__EXERCISE OBJECTIVE__:
No images are to be carried over; print all other material exactly as it stands.

[Collection entries]
════════════════════
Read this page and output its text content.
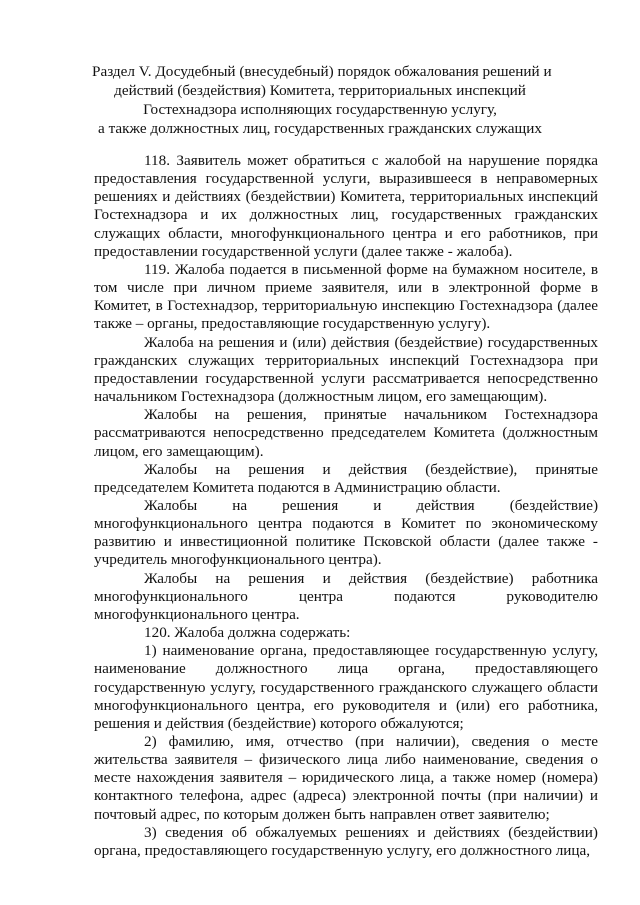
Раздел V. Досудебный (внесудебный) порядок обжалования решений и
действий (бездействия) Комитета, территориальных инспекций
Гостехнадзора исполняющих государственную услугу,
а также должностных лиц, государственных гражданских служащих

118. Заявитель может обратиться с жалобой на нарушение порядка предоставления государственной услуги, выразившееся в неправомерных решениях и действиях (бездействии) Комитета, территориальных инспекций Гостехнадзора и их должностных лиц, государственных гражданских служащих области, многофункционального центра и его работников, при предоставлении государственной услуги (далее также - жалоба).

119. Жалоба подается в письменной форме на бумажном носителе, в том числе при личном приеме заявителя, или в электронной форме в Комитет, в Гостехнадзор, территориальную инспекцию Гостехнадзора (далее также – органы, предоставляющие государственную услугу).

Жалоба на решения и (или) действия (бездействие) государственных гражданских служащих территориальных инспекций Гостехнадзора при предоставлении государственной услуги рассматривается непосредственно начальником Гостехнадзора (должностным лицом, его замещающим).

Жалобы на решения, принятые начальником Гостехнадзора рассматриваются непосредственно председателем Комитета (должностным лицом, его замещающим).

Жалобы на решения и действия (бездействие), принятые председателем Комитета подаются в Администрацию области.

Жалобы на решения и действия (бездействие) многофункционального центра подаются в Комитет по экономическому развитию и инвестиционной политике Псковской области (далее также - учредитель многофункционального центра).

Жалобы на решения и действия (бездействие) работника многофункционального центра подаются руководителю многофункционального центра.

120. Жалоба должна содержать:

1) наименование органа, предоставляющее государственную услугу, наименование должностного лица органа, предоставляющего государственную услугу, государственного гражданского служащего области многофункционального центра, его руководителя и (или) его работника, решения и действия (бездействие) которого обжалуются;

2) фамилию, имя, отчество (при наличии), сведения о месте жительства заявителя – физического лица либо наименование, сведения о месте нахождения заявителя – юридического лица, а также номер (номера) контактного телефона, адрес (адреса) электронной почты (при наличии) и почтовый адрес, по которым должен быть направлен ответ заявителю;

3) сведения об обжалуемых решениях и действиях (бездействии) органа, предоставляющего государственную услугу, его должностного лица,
════════════════════
__SOLUTION__:
Read this page and output its text content.
Раздел V. Досудебный (внесудебный) порядок обжалования решений и
действий (бездействия) Комитета, территориальных инспекций
Гостехнадзора исполняющих государственную услугу,
а также должностных лиц, государственных гражданских служащих

118. Заявитель может обратиться с жалобой на нарушение порядка предоставления государственной услуги, выразившееся в неправомерных решениях и действиях (бездействии) Комитета, территориальных инспекций Гостехнадзора и их должностных лиц, государственных гражданских служащих области, многофункционального центра и его работников, при предоставлении государственной услуги (далее также - жалоба).

119. Жалоба подается в письменной форме на бумажном носителе, в том числе при личном приеме заявителя, или в электронной форме в Комитет, в Гостехнадзор, территориальную инспекцию Гостехнадзора (далее также – органы, предоставляющие государственную услугу).

Жалоба на решения и (или) действия (бездействие) государственных гражданских служащих территориальных инспекций Гостехнадзора при предоставлении государственной услуги рассматривается непосредственно начальником Гостехнадзора (должностным лицом, его замещающим).

Жалобы на решения, принятые начальником Гостехнадзора рассматриваются непосредственно председателем Комитета (должностным лицом, его замещающим).

Жалобы на решения и действия (бездействие), принятые председателем Комитета подаются в Администрацию области.

Жалобы на решения и действия (бездействие) многофункционального центра подаются в Комитет по экономическому развитию и инвестиционной политике Псковской области (далее также - учредитель многофункционального центра).

Жалобы на решения и действия (бездействие) работника многофункционального центра подаются руководителю многофункционального центра.

120. Жалоба должна содержать:

1) наименование органа, предоставляющее государственную услугу, наименование должностного лица органа, предоставляющего государственную услугу, государственного гражданского служащего области многофункционального центра, его руководителя и (или) его работника, решения и действия (бездействие) которого обжалуются;

2) фамилию, имя, отчество (при наличии), сведения о месте жительства заявителя – физического лица либо наименование, сведения о месте нахождения заявителя – юридического лица, а также номер (номера) контактного телефона, адрес (адреса) электронной почты (при наличии) и почтовый адрес, по которым должен быть направлен ответ заявителю;

3) сведения об обжалуемых решениях и действиях (бездействии) органа, предоставляющего государственную услугу, его должностного лица,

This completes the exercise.